→ **REQUIREMENT**
Show all lines holding "base".

— start —

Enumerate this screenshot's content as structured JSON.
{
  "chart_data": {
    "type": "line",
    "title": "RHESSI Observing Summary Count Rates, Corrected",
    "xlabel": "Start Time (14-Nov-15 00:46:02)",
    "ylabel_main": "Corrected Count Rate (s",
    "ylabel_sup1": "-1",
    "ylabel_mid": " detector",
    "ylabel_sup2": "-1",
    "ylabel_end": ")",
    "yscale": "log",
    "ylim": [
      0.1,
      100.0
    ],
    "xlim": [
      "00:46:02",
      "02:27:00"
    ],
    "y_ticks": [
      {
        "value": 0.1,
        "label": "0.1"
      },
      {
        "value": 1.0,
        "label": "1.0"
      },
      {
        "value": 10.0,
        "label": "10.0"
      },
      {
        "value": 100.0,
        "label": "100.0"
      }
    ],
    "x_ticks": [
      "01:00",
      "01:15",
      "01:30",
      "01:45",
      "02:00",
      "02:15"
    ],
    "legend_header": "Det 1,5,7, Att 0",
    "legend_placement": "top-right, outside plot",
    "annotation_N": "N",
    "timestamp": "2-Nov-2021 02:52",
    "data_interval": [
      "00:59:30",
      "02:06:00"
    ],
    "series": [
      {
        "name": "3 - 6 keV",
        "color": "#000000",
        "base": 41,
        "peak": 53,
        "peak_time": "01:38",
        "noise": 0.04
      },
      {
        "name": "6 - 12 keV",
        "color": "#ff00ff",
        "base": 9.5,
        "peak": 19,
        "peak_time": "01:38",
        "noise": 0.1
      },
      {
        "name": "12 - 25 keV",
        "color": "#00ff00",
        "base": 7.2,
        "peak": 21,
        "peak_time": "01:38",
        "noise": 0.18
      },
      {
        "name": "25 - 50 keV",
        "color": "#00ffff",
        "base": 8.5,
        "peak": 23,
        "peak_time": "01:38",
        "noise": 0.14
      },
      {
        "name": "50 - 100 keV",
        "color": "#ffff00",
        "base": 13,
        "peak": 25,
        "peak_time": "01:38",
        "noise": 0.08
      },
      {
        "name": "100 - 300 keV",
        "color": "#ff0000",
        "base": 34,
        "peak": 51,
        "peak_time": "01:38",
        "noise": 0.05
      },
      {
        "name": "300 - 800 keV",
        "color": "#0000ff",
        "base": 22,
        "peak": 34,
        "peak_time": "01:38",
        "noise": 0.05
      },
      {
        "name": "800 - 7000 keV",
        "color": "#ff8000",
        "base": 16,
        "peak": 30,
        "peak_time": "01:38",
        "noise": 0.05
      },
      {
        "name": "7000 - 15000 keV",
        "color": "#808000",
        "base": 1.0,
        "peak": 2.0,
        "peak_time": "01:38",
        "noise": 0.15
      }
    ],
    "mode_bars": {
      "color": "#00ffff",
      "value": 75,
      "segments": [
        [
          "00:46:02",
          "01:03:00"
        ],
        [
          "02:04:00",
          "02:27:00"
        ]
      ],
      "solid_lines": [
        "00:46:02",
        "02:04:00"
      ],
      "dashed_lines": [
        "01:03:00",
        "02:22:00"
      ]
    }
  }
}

— end —

→ **ANSWER TO THE TASK**
        "base": 41,
        "base": 9.5,
        "base": 7.2,
        "base": 8.5,
        "base": 13,
        "base": 34,
        "base": 22,
        "base": 16,
        "base": 1.0,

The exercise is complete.